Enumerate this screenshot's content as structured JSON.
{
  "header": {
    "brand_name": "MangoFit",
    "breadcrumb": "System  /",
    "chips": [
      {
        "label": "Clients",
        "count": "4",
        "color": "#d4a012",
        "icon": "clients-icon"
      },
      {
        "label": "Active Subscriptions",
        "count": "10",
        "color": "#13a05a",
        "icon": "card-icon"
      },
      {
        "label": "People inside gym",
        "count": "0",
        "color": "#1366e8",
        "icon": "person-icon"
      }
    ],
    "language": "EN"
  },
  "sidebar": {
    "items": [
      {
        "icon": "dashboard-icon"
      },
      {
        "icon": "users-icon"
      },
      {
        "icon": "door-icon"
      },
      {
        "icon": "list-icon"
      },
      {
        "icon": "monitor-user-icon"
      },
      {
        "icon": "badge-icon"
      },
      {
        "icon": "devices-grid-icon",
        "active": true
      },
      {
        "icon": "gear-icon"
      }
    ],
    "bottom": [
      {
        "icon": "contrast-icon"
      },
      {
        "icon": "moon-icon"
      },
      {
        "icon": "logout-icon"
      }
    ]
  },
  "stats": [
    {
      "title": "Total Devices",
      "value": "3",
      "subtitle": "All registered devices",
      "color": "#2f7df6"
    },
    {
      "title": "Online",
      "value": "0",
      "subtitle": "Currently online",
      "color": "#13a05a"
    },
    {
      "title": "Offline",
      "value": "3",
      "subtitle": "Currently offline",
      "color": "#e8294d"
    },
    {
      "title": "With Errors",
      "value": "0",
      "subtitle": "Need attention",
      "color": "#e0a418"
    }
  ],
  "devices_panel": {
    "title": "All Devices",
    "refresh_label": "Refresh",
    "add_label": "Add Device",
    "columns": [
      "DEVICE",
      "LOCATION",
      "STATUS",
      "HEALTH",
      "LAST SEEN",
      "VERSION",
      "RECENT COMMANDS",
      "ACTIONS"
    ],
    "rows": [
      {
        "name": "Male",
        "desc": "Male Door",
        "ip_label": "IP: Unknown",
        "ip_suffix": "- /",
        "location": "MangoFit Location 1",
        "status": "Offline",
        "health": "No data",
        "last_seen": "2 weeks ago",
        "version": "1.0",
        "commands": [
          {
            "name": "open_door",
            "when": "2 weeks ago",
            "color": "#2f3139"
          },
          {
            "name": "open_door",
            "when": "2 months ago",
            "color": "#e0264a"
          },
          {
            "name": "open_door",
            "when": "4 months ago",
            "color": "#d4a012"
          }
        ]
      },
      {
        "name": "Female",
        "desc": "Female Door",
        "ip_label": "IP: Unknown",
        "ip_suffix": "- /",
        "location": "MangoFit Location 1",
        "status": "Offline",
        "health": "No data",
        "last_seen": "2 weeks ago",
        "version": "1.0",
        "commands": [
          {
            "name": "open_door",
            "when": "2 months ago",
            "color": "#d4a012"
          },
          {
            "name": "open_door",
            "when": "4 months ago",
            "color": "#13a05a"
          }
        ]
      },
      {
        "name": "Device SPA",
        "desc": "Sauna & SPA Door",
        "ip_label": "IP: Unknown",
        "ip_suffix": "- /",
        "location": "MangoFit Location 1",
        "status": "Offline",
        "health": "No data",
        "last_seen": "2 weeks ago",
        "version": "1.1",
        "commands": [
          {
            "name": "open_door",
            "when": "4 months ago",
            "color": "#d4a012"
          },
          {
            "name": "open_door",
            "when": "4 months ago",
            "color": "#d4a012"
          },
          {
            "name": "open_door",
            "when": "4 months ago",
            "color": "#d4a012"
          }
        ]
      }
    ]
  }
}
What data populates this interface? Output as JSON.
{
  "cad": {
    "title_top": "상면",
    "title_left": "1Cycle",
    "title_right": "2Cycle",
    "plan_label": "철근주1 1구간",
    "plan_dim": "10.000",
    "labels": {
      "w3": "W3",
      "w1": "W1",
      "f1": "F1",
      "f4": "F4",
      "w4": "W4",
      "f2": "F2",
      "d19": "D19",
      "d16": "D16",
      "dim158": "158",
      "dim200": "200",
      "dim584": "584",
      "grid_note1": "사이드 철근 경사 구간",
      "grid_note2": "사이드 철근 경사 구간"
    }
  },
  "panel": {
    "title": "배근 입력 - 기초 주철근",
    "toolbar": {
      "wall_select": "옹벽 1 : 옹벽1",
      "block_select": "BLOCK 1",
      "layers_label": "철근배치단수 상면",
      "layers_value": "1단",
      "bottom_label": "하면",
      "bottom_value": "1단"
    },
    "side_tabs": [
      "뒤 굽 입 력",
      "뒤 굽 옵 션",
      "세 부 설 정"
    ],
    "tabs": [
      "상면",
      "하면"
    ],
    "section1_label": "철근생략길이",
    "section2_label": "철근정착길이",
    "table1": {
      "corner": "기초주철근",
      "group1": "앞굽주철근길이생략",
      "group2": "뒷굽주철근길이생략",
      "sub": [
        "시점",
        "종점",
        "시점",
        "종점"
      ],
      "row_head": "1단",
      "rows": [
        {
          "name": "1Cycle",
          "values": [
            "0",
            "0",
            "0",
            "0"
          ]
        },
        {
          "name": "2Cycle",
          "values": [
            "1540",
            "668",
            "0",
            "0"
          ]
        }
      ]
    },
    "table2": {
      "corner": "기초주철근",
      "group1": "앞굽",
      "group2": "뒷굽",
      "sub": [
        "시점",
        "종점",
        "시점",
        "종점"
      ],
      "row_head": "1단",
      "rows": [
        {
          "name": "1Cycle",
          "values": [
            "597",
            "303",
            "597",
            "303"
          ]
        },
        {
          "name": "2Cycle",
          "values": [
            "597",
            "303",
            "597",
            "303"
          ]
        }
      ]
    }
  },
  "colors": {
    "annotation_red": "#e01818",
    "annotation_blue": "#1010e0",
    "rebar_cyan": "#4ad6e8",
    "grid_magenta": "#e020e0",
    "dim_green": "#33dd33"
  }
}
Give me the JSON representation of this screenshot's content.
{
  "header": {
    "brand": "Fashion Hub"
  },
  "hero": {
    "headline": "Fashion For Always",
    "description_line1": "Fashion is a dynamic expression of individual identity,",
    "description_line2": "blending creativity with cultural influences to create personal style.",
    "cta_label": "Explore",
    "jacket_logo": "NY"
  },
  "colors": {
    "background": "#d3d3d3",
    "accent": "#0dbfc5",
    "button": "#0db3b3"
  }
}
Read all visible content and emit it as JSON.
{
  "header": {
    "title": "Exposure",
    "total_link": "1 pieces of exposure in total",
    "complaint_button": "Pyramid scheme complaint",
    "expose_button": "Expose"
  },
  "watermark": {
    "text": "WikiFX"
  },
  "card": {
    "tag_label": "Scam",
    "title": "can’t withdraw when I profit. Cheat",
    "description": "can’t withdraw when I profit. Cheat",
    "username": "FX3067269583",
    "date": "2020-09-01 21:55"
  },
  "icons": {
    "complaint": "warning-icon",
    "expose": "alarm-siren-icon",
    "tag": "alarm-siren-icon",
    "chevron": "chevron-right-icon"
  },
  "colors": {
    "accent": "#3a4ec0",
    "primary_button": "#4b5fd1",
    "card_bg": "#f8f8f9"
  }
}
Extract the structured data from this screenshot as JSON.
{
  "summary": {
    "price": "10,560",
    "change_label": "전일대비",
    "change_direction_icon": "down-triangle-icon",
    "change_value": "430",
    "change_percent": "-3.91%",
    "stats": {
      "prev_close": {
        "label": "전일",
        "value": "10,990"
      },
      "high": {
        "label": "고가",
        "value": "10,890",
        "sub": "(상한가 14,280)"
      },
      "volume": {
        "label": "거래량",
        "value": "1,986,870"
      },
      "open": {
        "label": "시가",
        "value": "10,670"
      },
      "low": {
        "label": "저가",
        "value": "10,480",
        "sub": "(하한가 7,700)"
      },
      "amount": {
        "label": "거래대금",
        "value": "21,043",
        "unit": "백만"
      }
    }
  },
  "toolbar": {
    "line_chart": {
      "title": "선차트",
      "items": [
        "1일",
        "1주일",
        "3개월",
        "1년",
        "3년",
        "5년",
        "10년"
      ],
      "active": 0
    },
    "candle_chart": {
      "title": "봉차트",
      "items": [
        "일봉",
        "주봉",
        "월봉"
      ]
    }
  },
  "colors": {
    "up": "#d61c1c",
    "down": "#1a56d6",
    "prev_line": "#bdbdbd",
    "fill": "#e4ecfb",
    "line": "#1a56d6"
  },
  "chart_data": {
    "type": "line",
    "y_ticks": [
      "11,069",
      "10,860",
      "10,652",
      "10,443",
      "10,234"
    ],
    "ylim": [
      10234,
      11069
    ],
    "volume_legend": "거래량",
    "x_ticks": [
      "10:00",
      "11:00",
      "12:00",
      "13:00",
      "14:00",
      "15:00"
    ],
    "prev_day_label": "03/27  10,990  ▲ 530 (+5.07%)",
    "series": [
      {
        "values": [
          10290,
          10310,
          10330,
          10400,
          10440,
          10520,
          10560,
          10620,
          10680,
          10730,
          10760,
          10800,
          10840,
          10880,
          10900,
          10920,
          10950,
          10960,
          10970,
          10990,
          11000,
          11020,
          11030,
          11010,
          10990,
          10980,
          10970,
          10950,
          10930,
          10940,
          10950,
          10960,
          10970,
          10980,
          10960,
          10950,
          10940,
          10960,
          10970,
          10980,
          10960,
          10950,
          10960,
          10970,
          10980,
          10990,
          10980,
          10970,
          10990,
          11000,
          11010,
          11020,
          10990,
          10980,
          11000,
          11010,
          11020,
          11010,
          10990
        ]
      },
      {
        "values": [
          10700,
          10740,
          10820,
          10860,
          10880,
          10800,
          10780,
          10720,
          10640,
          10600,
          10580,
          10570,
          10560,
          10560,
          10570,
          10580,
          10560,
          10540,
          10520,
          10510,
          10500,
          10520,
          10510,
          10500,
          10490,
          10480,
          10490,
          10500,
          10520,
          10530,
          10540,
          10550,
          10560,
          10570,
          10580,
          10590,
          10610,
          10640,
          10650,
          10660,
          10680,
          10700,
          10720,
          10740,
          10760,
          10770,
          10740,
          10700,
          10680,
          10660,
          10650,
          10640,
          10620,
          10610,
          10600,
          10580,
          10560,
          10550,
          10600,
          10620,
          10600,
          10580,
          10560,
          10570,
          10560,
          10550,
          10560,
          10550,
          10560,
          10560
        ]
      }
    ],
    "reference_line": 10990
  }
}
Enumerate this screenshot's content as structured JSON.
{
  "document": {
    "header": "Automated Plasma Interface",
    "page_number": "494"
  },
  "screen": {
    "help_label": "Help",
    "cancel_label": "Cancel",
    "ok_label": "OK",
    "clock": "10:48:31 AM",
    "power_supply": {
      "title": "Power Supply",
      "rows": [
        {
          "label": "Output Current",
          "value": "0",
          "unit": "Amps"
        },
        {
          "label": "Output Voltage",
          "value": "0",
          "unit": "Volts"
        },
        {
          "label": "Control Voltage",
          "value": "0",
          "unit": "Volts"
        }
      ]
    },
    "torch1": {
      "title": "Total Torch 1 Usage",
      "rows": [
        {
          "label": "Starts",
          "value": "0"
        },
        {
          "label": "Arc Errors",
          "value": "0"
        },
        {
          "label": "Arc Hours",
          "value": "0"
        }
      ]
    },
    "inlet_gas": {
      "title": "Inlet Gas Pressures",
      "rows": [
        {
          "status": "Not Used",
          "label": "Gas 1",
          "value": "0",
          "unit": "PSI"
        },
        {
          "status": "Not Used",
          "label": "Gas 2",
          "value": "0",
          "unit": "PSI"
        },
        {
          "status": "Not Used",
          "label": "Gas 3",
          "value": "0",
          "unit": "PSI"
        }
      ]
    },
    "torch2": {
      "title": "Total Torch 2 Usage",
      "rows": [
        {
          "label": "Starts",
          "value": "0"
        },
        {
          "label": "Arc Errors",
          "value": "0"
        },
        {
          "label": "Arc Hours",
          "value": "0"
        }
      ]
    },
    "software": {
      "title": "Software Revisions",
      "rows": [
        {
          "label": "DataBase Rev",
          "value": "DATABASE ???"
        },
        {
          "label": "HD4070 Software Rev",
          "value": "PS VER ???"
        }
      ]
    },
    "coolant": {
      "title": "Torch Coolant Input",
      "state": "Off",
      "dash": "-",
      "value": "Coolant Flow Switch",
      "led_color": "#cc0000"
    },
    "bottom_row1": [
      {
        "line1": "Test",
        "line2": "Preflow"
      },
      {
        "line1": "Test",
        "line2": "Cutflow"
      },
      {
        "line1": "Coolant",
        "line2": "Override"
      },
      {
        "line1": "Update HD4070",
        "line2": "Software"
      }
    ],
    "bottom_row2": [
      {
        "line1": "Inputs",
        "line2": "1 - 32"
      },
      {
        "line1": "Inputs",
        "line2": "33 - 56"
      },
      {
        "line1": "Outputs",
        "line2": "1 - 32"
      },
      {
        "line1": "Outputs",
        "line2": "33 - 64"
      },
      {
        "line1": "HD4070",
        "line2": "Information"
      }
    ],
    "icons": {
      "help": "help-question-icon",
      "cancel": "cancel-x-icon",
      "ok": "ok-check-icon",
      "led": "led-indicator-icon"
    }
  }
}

========================================================================

**Stated exercise:**
Output nothing but the number of lines in the data containing the string "complaint".

**Complete response:**
2